═════ DATA LINES

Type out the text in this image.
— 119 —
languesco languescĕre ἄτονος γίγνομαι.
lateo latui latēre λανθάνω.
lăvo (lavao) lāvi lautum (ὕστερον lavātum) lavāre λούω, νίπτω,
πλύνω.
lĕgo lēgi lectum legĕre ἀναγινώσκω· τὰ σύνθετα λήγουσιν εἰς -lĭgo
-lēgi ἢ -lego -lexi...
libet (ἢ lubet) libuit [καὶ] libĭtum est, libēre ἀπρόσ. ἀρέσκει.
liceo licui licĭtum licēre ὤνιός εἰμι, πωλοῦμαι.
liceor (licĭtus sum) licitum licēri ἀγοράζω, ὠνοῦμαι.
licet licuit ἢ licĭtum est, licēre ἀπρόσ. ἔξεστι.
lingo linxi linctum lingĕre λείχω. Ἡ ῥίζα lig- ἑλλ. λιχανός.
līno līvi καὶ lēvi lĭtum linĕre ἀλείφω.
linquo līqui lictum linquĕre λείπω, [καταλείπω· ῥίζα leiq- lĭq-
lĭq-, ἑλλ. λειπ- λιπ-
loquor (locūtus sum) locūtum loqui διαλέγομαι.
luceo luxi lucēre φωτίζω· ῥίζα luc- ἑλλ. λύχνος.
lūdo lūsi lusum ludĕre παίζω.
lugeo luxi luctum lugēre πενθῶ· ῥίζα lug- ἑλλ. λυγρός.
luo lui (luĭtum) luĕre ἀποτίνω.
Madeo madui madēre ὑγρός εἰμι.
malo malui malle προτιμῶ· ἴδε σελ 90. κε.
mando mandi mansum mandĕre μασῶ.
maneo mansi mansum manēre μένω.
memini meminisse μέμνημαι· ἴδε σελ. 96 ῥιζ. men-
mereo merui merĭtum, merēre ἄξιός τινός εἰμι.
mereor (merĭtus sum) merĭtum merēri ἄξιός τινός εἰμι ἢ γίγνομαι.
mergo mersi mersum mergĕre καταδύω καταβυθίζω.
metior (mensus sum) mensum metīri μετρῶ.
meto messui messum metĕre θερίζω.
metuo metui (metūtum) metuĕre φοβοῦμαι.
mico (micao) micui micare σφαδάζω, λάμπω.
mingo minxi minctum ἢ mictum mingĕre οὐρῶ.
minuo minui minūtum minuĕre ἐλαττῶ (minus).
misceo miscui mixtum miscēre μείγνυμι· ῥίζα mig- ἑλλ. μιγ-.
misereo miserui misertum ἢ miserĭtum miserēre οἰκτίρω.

══════════

WHAT TO WORK ON:
Copy every line of the material in which the word "εἰμι" occurs.

REPLY TO THE EXERCISE:
liceo licui licĭtum licēre ὤνιός εἰμι, πωλοῦμαι.
Madeo madui madēre ὑγρός εἰμι.
mereo merui merĭtum, merēre ἄξιός τινός εἰμι.
mereor (merĭtus sum) merĭtum merēri ἄξιός τινός εἰμι ἢ γίγνομαι.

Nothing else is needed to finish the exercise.